→ Set problem: Filter for the word "Провести" and keep each matching line.

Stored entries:
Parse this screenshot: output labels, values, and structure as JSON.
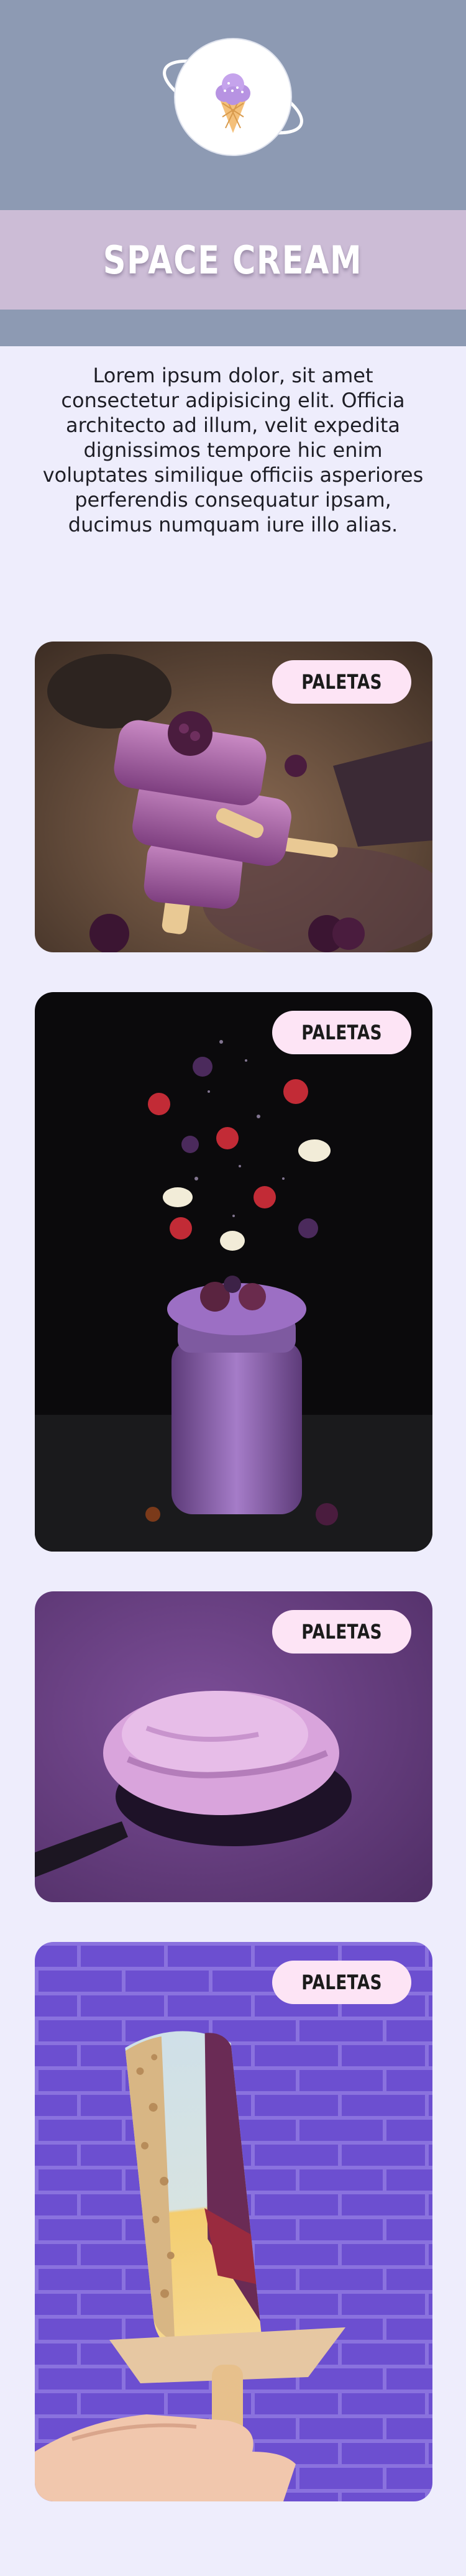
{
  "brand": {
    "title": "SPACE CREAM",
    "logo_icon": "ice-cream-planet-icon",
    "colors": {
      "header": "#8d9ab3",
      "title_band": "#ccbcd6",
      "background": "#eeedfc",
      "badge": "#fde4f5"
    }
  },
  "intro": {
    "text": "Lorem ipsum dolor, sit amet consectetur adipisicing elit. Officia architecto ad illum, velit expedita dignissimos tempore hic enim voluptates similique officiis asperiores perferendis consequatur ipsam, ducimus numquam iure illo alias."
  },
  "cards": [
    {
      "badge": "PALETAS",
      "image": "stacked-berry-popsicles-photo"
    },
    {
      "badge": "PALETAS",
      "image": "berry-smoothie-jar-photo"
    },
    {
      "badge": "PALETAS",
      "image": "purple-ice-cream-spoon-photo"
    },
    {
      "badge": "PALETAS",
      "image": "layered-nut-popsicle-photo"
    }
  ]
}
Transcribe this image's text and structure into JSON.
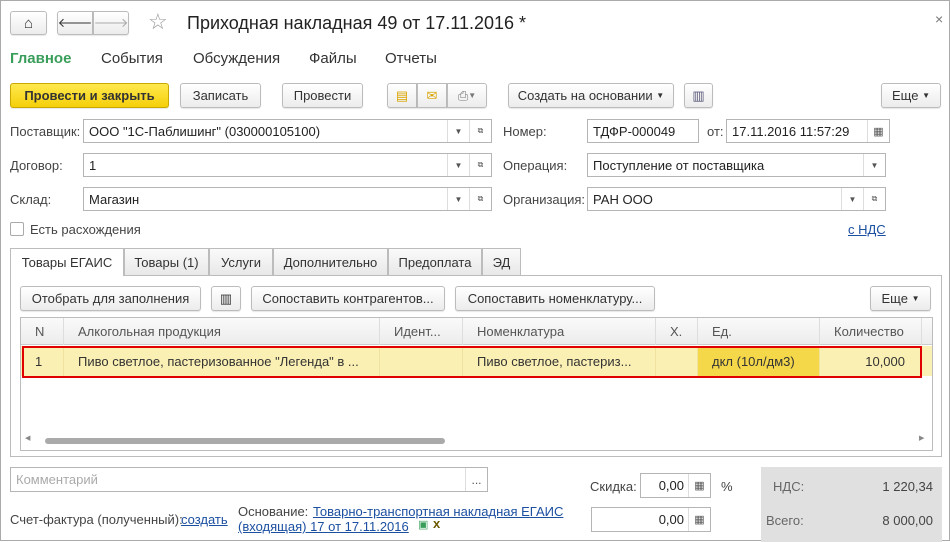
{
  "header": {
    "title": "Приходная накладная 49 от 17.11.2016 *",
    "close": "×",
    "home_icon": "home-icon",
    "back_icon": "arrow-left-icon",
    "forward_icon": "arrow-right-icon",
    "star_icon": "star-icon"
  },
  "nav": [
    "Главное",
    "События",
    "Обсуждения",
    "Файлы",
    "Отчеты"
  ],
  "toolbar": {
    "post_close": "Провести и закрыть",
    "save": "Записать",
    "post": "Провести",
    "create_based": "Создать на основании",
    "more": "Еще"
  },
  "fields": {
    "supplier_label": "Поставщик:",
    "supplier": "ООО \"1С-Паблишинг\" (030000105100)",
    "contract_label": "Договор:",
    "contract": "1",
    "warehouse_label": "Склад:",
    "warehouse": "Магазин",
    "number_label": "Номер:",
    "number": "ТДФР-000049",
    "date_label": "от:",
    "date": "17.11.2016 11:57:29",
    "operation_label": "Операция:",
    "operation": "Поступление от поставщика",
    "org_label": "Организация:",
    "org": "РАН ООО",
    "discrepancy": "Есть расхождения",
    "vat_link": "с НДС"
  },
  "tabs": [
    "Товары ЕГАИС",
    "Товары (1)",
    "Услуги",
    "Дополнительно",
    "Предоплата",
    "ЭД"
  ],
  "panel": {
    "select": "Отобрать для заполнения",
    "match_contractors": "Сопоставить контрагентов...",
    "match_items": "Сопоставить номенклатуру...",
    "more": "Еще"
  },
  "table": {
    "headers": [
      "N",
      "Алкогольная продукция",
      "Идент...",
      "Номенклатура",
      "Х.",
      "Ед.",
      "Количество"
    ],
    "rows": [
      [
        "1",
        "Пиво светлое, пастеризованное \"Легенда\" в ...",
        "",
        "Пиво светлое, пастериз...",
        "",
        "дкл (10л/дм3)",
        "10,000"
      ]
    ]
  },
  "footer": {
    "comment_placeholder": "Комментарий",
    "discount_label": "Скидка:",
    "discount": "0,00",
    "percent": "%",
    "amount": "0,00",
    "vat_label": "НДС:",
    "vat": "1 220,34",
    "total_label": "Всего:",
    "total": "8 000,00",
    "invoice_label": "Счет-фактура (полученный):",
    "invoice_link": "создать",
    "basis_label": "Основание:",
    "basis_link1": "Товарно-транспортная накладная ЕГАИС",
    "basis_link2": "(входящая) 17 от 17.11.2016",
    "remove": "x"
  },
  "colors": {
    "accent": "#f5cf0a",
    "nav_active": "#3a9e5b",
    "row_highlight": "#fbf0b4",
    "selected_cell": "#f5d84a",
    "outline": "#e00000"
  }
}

→ Solution for this task:
    "post_close": "Провести и закрыть",
    "post": "Провести",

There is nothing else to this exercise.